Copy every record below, exactly as written.

-- START OF Items --

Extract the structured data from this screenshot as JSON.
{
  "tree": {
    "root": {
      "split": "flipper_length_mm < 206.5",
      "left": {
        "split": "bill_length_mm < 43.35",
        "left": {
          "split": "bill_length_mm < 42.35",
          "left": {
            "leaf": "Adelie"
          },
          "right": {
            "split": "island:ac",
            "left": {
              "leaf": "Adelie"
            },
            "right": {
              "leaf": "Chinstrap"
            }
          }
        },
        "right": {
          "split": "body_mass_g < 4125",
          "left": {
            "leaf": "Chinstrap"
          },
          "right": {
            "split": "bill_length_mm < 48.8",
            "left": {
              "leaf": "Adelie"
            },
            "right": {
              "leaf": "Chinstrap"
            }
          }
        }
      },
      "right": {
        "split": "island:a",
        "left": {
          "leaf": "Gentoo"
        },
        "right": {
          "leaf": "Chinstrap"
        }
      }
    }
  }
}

-- END OF Items --

## Written response
Extract the structured data from this screenshot as JSON.
{
  "tree": {
    "root": {
      "split": "flipper_length_mm < 206.5",
      "left": {
        "split": "bill_length_mm < 43.35",
        "left": {
          "split": "bill_length_mm < 42.35",
          "left": {
            "leaf": "Adelie"
          },
          "right": {
            "split": "island:ac",
            "left": {
              "leaf": "Adelie"
            },
            "right": {
              "leaf": "Chinstrap"
            }
          }
        },
        "right": {
          "split": "body_mass_g < 4125",
          "left": {
            "leaf": "Chinstrap"
          },
          "right": {
            "split": "bill_length_mm < 48.8",
            "left": {
              "leaf": "Adelie"
            },
            "right": {
              "leaf": "Chinstrap"
            }
          }
        }
      },
      "right": {
        "split": "island:a",
        "left": {
          "leaf": "Gentoo"
        },
        "right": {
          "leaf": "Chinstrap"
        }
      }
    }
  }
}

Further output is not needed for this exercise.